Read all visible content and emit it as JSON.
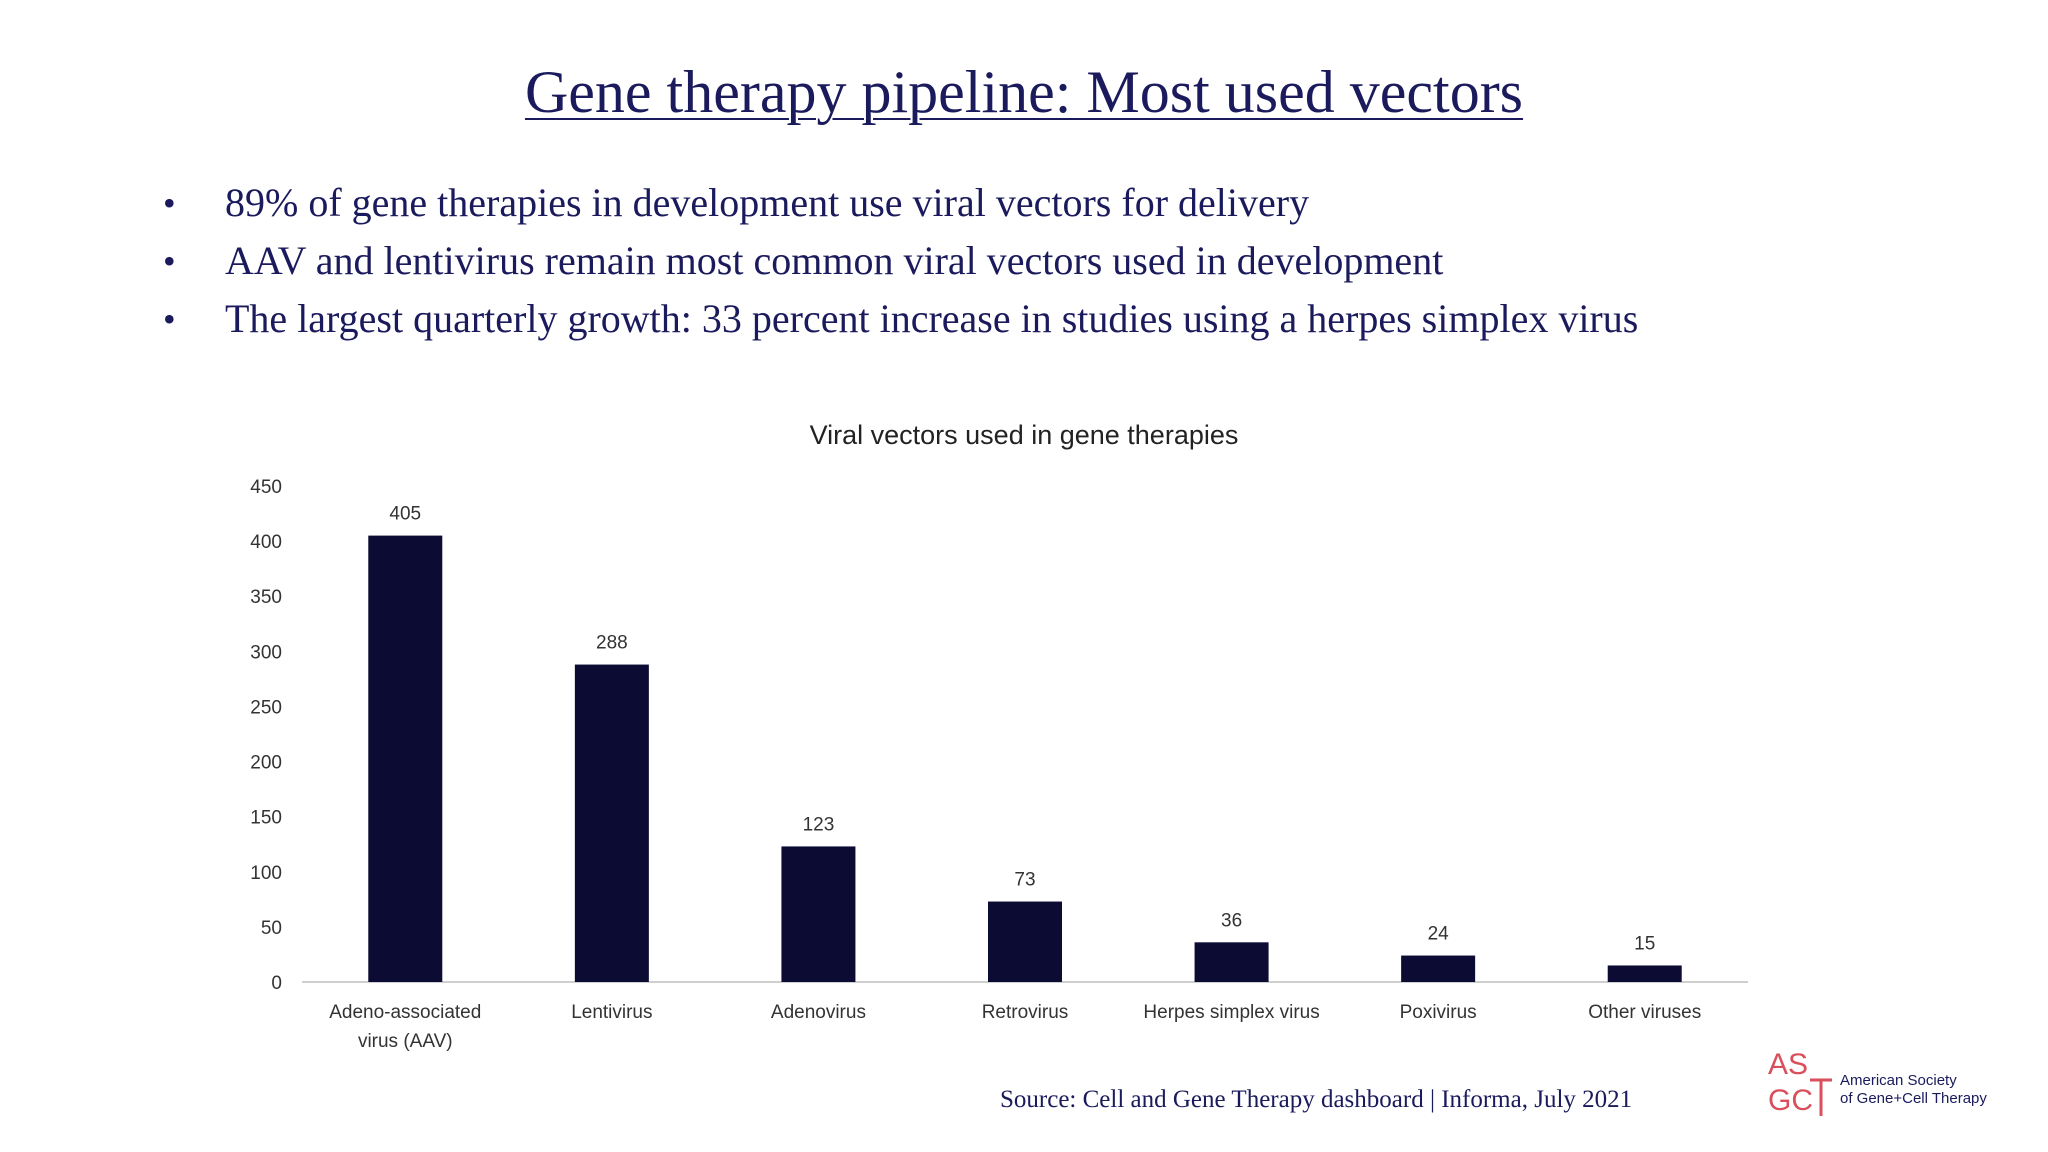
{
  "slide": {
    "title": "Gene therapy pipeline: Most used vectors",
    "bullets": [
      "89% of gene therapies in development use viral vectors for delivery",
      "AAV and lentivirus remain most common viral vectors used in development",
      "The largest quarterly growth: 33 percent increase in studies using a herpes simplex virus"
    ],
    "source": "Source: Cell and Gene Therapy dashboard | Informa, July 2021",
    "logo": {
      "mark_text": "ASGCT",
      "line1": "American Society",
      "line2": "of Gene+Cell Therapy",
      "color": "#d94f5c"
    }
  },
  "chart_data": {
    "type": "bar",
    "title": "Viral vectors used in gene therapies",
    "categories": [
      [
        "Adeno-associated",
        "virus (AAV)"
      ],
      [
        "Lentivirus"
      ],
      [
        "Adenovirus"
      ],
      [
        "Retrovirus"
      ],
      [
        "Herpes simplex virus"
      ],
      [
        "Poxivirus"
      ],
      [
        "Other viruses"
      ]
    ],
    "values": [
      405,
      288,
      123,
      73,
      36,
      24,
      15
    ],
    "ylim": [
      0,
      450
    ],
    "yticks": [
      0,
      50,
      100,
      150,
      200,
      250,
      300,
      350,
      400,
      450
    ],
    "grid": false,
    "bar_color": "#0b0b33"
  }
}
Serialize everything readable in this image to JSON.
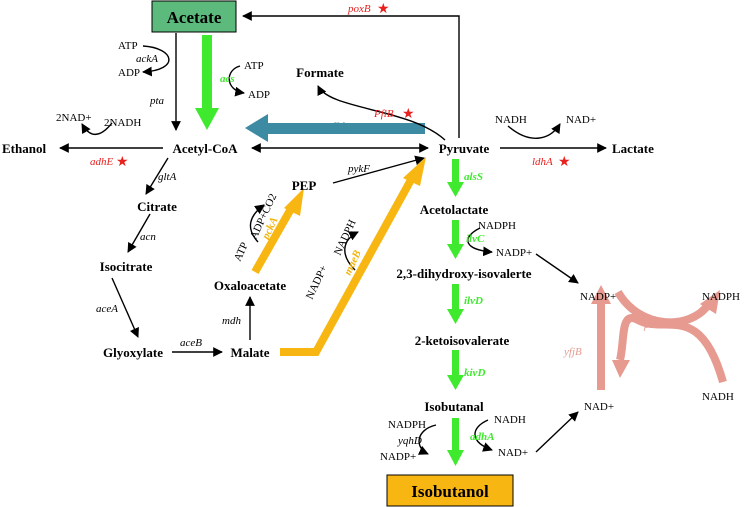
{
  "boxes": {
    "acetate": "Acetate",
    "isobutanol": "Isobutanol"
  },
  "metabolites": {
    "formate": "Formate",
    "ethanol": "Ethanol",
    "acetyl_coa": "Acetyl-CoA",
    "pyruvate": "Pyruvate",
    "lactate": "Lactate",
    "pep": "PEP",
    "citrate": "Citrate",
    "isocitrate": "Isocitrate",
    "oxaloacetate": "Oxaloacetate",
    "glyoxylate": "Glyoxylate",
    "malate": "Malate",
    "acetolactate": "Acetolactate",
    "dihydroxy": "2,3-dihydroxy-isovalerte",
    "ketoisovalerate": "2-ketoisovalerate",
    "isobutanal": "Isobutanal"
  },
  "cofactors": {
    "atp_ack": "ATP",
    "adp_ack": "ADP",
    "atp_acs": "ATP",
    "adp_acs": "ADP",
    "nad_adh": "2NAD+",
    "nadh_adh": "2NADH",
    "nadh_ldh": "NADH",
    "nad_ldh": "NAD+",
    "adp_co2": "ADP+CO2",
    "atp_pck": "ATP",
    "nadp_mae": "NADP+",
    "nadph_mae": "NADPH",
    "nadph_ilvc": "NADPH",
    "nadp_ilvc": "NADP+",
    "nadp_right": "NADP+",
    "nadph_right": "NADPH",
    "nad_right": "NAD+",
    "nadh_right": "NADH",
    "nadph_yqhd": "NADPH",
    "nadp_yqhd": "NADP+",
    "nadh_adha": "NADH",
    "nad_adha": "NAD+"
  },
  "enzymes": {
    "poxB": "poxB",
    "ackA": "ackA",
    "acs": "acs",
    "pta": "pta",
    "pflB": "PflB",
    "ydbk": "ydbk",
    "adhE": "adhE",
    "ldhA": "ldhA",
    "gltA": "gltA",
    "pykF": "pykF",
    "alsS": "alsS",
    "acn": "acn",
    "pckA": "pckA",
    "maeB": "maeB",
    "ilvC": "ilvC",
    "aceA": "aceA",
    "mdh": "mdh",
    "ilvD": "ilvD",
    "aceB": "aceB",
    "pntAB": "pntAB",
    "yfjB": "yfjB",
    "kivD": "kivD",
    "yqhD": "yqhD",
    "adhA": "adhA"
  },
  "star": "★",
  "colors": {
    "acetate_box": "#5cba7d",
    "isobutanol_box": "#f7b612",
    "green": "#3fea2e",
    "orange": "#f7b612",
    "teal": "#3d8ba2",
    "pink": "#e69a90",
    "red": "#e8201e"
  }
}
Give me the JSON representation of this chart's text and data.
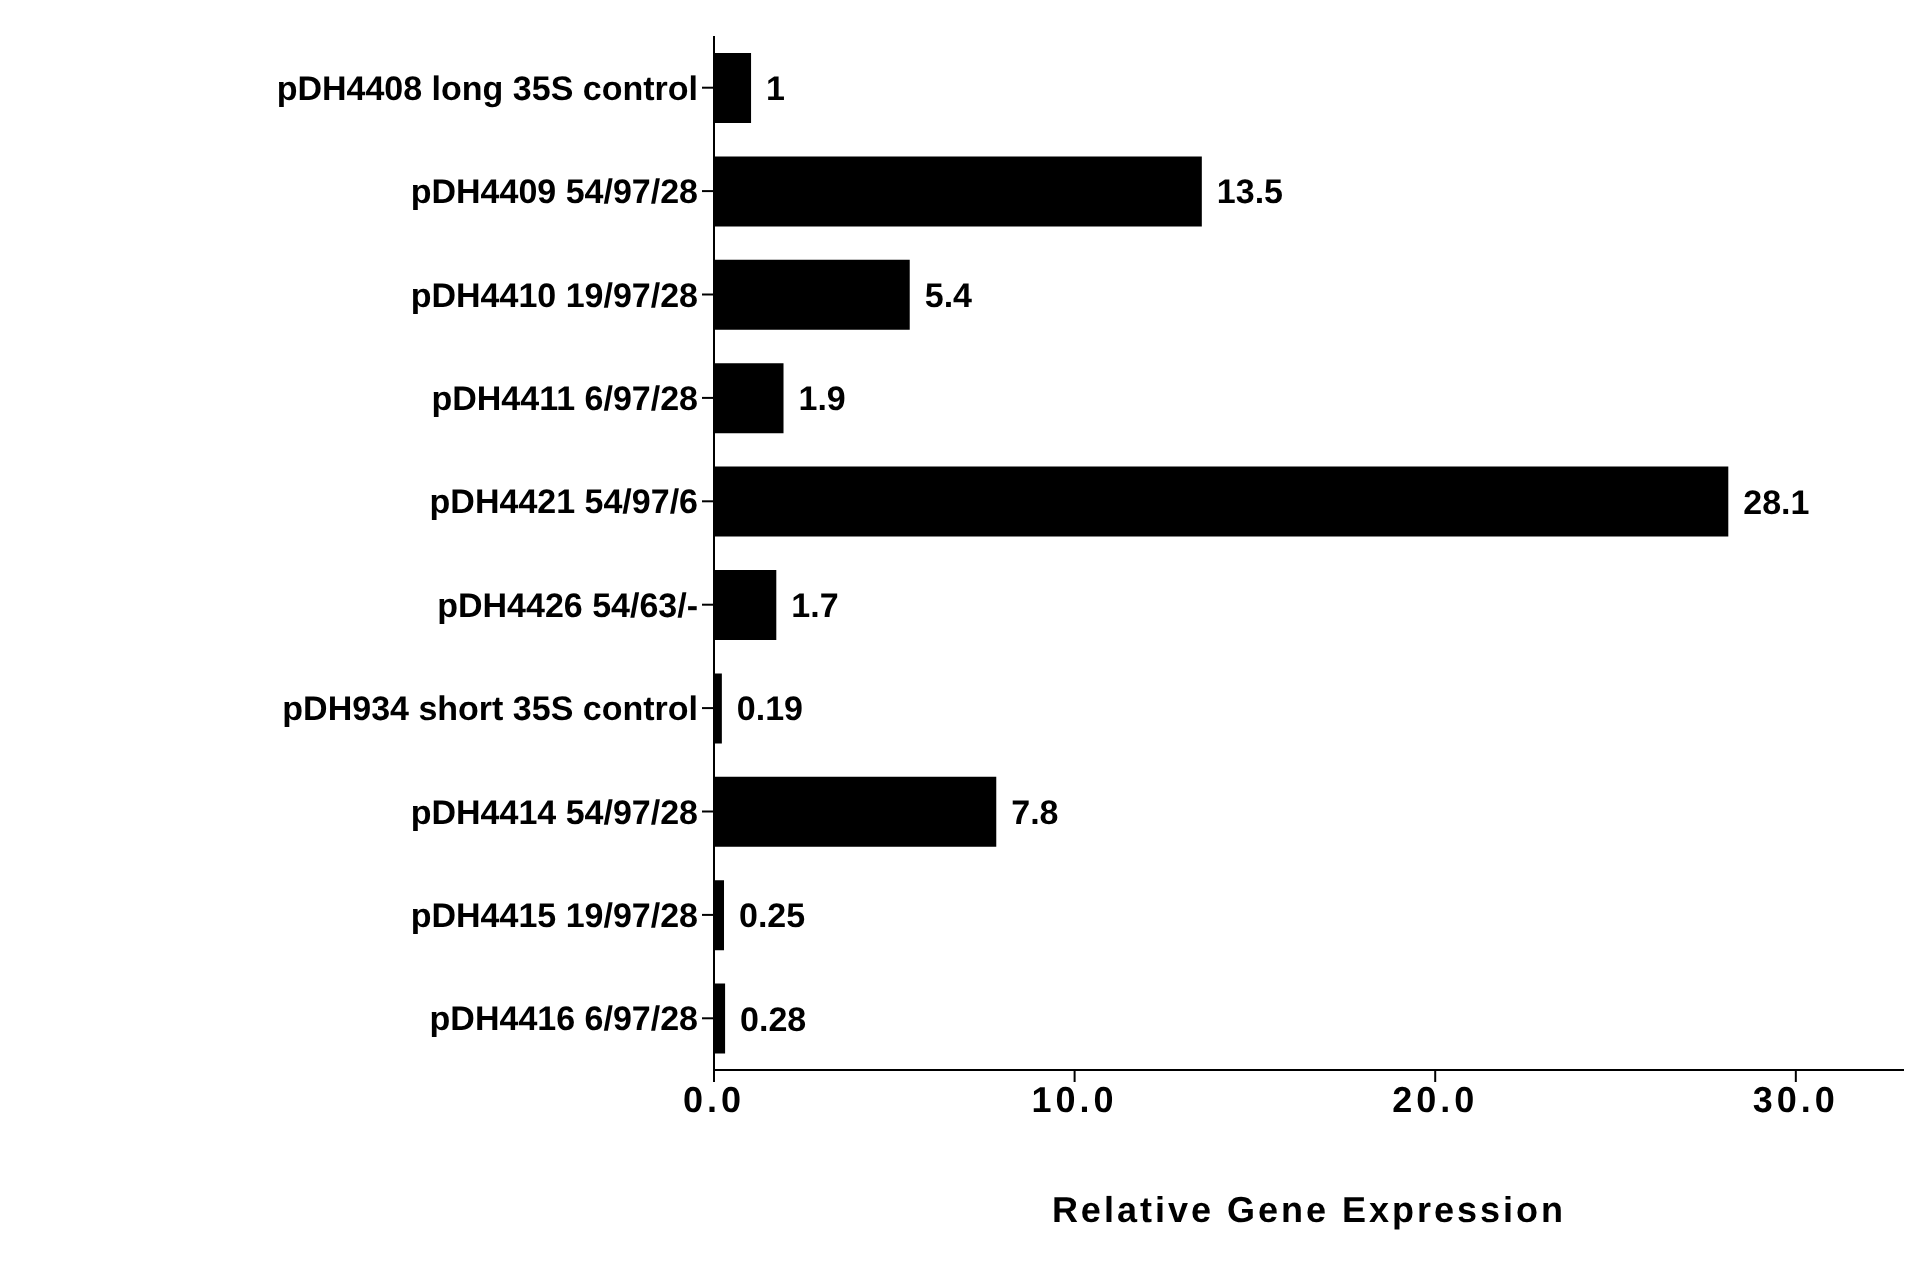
{
  "chart_data": {
    "type": "bar",
    "orientation": "horizontal",
    "xlabel": "Relative  Gene  Expression",
    "categories": [
      "pDH4408  long 35S control",
      "pDH4409  54/97/28",
      "pDH4410  19/97/28",
      "pDH4411    6/97/28",
      "pDH4421    54/97/6",
      "pDH4426    54/63/-",
      "pDH934 short 35S control",
      "pDH4414  54/97/28",
      "pDH4415  19/97/28",
      "pDH4416    6/97/28"
    ],
    "values": [
      1,
      13.5,
      5.4,
      1.9,
      28.1,
      1.7,
      0.19,
      7.8,
      0.25,
      0.28
    ],
    "color": "#000000",
    "xlim": [
      0,
      33
    ],
    "xticks": [
      {
        "value": 0,
        "label": "0.0"
      },
      {
        "value": 10,
        "label": "10.0"
      },
      {
        "value": 20,
        "label": "20.0"
      },
      {
        "value": 30,
        "label": "30.0"
      }
    ],
    "data_labels": true,
    "grid": false
  }
}
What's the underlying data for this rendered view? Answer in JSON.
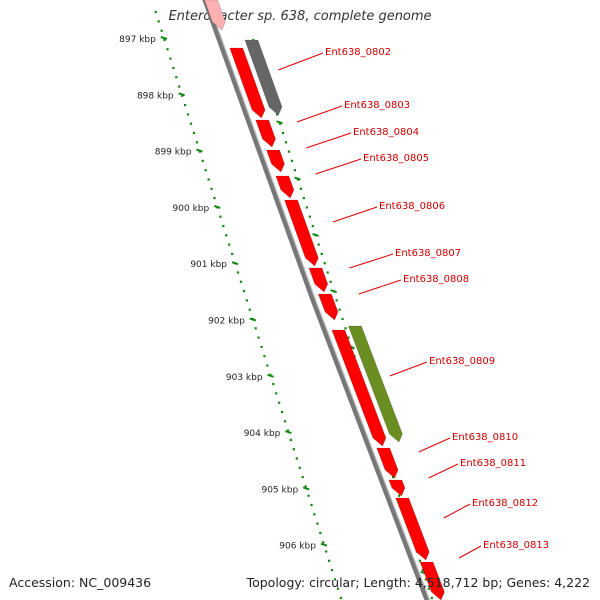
{
  "title": "Enterobacter sp. 638, complete genome",
  "footer": {
    "accession_label": "Accession:",
    "accession": "NC_009436",
    "topology_label": "Topology:",
    "topology": "circular",
    "length_label": "Length:",
    "length": "4,518,712 bp",
    "genes_label": "Genes:",
    "genes": "4,222"
  },
  "colors": {
    "gene_forward": "#ff0000",
    "gene_reverse_grey": "#666666",
    "gene_reverse_olive": "#6b8e23",
    "ruler": "#118811",
    "backbone": "#777777",
    "callout": "#dd0000"
  },
  "ruler_labels": [
    "897 kbp",
    "898 kbp",
    "899 kbp",
    "900 kbp",
    "901 kbp",
    "902 kbp",
    "903 kbp",
    "904 kbp",
    "905 kbp",
    "906 kbp"
  ],
  "genes": [
    {
      "name": "Ent638_0802",
      "strand": "reverse",
      "color": "grey"
    },
    {
      "name": "Ent638_0803",
      "strand": "forward",
      "color": "red"
    },
    {
      "name": "Ent638_0804",
      "strand": "forward",
      "color": "red"
    },
    {
      "name": "Ent638_0805",
      "strand": "forward",
      "color": "red"
    },
    {
      "name": "Ent638_0806",
      "strand": "forward",
      "color": "red"
    },
    {
      "name": "Ent638_0807",
      "strand": "forward",
      "color": "red"
    },
    {
      "name": "Ent638_0808",
      "strand": "forward",
      "color": "red"
    },
    {
      "name": "Ent638_0809",
      "strand": "reverse",
      "color": "olive"
    },
    {
      "name": "Ent638_0810",
      "strand": "forward",
      "color": "red"
    },
    {
      "name": "Ent638_0811",
      "strand": "forward",
      "color": "red"
    },
    {
      "name": "Ent638_0812",
      "strand": "forward",
      "color": "red"
    },
    {
      "name": "Ent638_0813",
      "strand": "forward",
      "color": "red"
    }
  ]
}
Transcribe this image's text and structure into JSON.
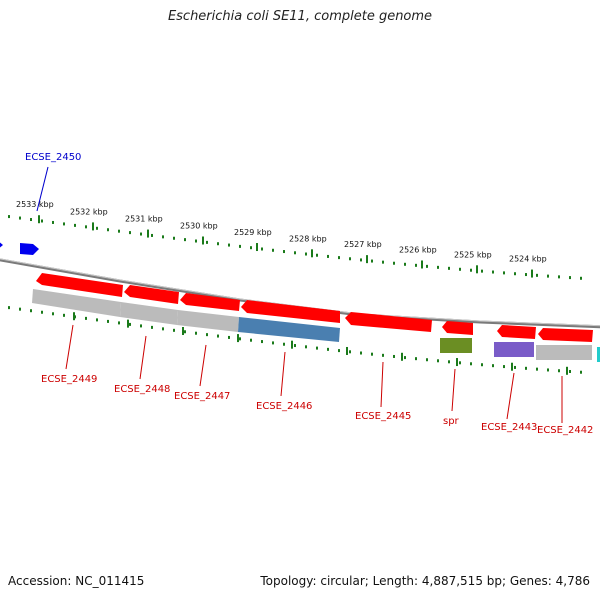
{
  "title": "Escherichia coli SE11, complete genome",
  "footer": {
    "accession": "Accession: NC_011415",
    "summary": "Topology: circular; Length: 4,887,515 bp; Genes: 4,786"
  },
  "ruler": {
    "labels": [
      "2533 kbp",
      "2532 kbp",
      "2531 kbp",
      "2530 kbp",
      "2529 kbp",
      "2528 kbp",
      "2527 kbp",
      "2526 kbp",
      "2525 kbp",
      "2524 kbp"
    ]
  },
  "genes": [
    {
      "name": "ECSE_2450",
      "color": "#0000cc",
      "strand": "forward"
    },
    {
      "name": "ECSE_2449",
      "color": "#cc0000",
      "strand": "reverse"
    },
    {
      "name": "ECSE_2448",
      "color": "#cc0000",
      "strand": "reverse"
    },
    {
      "name": "ECSE_2447",
      "color": "#cc0000",
      "strand": "reverse"
    },
    {
      "name": "ECSE_2446",
      "color": "#cc0000",
      "strand": "reverse"
    },
    {
      "name": "ECSE_2445",
      "color": "#cc0000",
      "strand": "reverse"
    },
    {
      "name": "spr",
      "color": "#cc0000",
      "strand": "reverse"
    },
    {
      "name": "ECSE_2443",
      "color": "#cc0000",
      "strand": "reverse"
    },
    {
      "name": "ECSE_2442",
      "color": "#cc0000",
      "strand": "reverse"
    }
  ],
  "colors": {
    "cds": "#ff0000",
    "gene_label": "#cc0000",
    "forward_gene": "#0000ee",
    "backbone": "#888888",
    "ruler_ticks": "#1a7a1a",
    "feature_gray": "#bbbbbb",
    "feature_blue": "#4a7fb0",
    "feature_olive": "#6b8e23",
    "feature_purple": "#7a5cc8",
    "feature_cyan": "#22cccc"
  }
}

_ _ _ _

* **WHAT TO DO**
A single number is the whole answer: the tally of lines in the entries that hold "this".

* **EXPECTED ANSWER**
4